━━━━━ DATA LISTING ━━━━━

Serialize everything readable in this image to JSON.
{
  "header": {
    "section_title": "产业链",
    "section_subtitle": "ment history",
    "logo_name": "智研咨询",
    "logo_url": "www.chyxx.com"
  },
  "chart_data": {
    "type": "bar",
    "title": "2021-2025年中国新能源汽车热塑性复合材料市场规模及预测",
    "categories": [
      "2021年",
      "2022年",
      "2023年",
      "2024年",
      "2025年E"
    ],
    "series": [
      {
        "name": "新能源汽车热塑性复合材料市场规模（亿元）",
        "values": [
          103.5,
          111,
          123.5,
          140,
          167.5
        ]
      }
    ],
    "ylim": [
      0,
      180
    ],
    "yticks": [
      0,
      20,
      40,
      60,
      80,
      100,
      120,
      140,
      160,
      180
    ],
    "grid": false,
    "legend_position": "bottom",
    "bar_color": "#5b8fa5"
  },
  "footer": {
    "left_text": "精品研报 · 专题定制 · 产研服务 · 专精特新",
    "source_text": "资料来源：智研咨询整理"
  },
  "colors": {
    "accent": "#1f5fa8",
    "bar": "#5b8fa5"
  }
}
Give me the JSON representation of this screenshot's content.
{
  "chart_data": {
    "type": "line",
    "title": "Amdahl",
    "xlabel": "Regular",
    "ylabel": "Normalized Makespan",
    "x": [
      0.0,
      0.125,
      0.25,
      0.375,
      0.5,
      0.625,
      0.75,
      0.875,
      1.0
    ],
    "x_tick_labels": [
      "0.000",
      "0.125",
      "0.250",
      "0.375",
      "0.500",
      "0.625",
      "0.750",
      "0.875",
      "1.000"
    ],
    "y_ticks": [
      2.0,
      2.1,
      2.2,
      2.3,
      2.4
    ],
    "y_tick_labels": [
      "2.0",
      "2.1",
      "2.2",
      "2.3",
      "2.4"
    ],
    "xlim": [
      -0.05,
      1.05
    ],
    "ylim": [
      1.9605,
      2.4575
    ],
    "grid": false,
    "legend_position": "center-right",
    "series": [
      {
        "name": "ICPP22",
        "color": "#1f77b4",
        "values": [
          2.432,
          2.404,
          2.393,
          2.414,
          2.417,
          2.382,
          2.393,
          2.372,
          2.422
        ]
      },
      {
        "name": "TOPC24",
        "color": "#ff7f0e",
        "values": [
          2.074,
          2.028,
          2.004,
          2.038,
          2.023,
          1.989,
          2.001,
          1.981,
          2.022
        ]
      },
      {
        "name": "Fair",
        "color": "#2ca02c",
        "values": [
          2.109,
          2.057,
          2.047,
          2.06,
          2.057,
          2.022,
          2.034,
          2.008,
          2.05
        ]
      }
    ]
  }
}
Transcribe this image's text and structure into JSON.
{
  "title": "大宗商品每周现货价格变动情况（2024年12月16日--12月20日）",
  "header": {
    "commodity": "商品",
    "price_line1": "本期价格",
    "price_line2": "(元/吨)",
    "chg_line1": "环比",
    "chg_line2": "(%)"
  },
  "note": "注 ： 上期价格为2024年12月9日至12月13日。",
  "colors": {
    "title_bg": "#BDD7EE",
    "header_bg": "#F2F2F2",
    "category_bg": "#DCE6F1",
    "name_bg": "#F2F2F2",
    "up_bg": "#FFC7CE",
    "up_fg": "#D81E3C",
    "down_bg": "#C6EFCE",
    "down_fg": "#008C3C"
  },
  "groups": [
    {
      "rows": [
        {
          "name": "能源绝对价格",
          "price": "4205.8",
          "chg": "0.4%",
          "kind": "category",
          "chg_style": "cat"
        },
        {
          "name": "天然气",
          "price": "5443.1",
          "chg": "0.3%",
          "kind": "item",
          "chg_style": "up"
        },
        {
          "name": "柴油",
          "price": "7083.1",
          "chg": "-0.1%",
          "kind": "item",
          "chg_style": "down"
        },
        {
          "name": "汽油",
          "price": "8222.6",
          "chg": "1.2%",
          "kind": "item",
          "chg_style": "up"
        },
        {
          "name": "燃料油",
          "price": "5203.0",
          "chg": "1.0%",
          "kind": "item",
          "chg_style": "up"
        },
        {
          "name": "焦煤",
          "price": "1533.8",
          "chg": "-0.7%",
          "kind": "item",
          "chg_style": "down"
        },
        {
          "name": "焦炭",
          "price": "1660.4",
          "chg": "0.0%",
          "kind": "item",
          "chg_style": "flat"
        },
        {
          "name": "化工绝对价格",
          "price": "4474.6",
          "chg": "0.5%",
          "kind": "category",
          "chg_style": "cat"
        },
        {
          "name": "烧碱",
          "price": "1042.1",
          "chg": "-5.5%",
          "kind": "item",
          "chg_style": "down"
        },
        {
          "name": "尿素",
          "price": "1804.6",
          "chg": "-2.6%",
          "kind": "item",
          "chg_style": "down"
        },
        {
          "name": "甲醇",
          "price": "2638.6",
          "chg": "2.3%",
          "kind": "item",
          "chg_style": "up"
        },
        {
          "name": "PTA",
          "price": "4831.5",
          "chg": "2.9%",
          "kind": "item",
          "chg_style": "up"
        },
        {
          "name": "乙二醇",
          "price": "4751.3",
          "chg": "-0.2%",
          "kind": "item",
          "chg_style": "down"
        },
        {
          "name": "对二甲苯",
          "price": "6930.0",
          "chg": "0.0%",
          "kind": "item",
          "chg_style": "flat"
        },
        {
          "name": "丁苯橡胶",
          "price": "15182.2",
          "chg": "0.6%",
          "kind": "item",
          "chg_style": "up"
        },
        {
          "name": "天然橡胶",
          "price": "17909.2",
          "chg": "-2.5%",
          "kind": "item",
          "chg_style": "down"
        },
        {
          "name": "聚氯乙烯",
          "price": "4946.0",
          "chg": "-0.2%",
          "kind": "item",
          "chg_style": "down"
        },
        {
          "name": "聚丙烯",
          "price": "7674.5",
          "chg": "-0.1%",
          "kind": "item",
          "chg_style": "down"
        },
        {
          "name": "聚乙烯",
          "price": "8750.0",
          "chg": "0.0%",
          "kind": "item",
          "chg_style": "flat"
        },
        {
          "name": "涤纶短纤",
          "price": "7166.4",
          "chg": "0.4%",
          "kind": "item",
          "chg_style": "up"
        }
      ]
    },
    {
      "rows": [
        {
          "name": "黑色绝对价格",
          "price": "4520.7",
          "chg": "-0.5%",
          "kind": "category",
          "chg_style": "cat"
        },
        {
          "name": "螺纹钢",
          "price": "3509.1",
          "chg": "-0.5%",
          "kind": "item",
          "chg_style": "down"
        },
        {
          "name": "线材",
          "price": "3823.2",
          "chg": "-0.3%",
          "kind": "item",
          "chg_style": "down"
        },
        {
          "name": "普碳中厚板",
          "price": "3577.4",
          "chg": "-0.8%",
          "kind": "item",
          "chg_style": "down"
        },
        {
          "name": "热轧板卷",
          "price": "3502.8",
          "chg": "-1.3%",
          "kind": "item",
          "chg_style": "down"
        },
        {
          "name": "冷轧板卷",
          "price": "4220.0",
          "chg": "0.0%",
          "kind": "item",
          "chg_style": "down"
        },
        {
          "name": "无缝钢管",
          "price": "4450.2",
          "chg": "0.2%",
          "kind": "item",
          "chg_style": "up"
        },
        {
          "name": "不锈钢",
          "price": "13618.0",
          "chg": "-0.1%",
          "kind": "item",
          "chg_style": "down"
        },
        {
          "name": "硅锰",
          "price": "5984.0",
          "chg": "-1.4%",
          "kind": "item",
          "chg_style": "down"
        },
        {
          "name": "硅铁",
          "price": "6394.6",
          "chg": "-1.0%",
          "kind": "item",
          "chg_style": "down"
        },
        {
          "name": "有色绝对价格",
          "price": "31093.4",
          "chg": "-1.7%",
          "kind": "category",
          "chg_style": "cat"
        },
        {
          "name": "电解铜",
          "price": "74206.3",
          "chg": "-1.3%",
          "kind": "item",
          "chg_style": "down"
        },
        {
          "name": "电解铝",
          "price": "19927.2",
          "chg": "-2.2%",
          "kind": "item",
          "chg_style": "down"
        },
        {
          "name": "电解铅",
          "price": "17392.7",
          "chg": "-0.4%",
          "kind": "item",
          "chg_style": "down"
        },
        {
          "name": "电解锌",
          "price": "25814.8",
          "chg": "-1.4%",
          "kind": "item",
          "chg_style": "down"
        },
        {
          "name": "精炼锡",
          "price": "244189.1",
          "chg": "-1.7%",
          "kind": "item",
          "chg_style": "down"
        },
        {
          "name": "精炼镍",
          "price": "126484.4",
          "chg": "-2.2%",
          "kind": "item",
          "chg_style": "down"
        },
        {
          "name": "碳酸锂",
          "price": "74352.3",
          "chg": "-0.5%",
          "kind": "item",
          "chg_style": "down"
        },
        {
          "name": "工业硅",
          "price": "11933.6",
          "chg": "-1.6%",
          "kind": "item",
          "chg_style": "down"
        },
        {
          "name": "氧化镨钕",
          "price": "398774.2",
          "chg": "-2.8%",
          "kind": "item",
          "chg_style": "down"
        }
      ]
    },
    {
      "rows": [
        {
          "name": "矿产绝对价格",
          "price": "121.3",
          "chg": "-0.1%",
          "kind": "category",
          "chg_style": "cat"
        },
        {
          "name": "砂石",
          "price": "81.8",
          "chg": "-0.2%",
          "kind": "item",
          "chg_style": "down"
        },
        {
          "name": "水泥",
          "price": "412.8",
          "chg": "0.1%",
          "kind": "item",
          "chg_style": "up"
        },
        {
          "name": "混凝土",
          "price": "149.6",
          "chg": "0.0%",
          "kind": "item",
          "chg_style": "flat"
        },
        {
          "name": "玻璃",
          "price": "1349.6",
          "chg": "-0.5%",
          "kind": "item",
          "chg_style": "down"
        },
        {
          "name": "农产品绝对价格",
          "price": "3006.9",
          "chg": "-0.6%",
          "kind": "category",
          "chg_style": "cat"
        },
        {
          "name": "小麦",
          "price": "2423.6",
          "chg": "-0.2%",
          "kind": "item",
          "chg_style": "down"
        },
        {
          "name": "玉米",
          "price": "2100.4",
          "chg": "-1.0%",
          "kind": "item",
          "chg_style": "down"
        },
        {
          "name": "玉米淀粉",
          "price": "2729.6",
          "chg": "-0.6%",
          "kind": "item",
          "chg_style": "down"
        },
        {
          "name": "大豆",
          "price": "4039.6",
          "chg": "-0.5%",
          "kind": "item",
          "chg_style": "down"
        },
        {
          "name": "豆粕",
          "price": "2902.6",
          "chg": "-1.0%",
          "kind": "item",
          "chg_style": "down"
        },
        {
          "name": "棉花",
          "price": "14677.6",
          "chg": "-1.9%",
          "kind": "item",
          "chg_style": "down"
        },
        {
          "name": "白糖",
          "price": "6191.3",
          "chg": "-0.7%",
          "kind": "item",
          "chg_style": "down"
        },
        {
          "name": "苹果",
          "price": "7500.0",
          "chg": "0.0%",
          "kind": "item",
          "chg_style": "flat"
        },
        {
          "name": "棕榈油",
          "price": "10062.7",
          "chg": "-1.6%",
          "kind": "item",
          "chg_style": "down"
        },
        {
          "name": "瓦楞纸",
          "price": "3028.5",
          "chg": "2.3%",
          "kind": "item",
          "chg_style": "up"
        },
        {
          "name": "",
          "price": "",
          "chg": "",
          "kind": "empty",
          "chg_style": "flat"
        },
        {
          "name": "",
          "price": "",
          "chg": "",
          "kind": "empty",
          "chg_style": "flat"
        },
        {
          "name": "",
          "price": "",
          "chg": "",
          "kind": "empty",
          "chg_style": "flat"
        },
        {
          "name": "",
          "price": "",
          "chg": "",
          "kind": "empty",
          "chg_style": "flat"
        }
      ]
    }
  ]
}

━━━━━

__PROBLEM__. Return the number of lines that include the word "image", and nothing else.

__FULL OUTPUT__. 2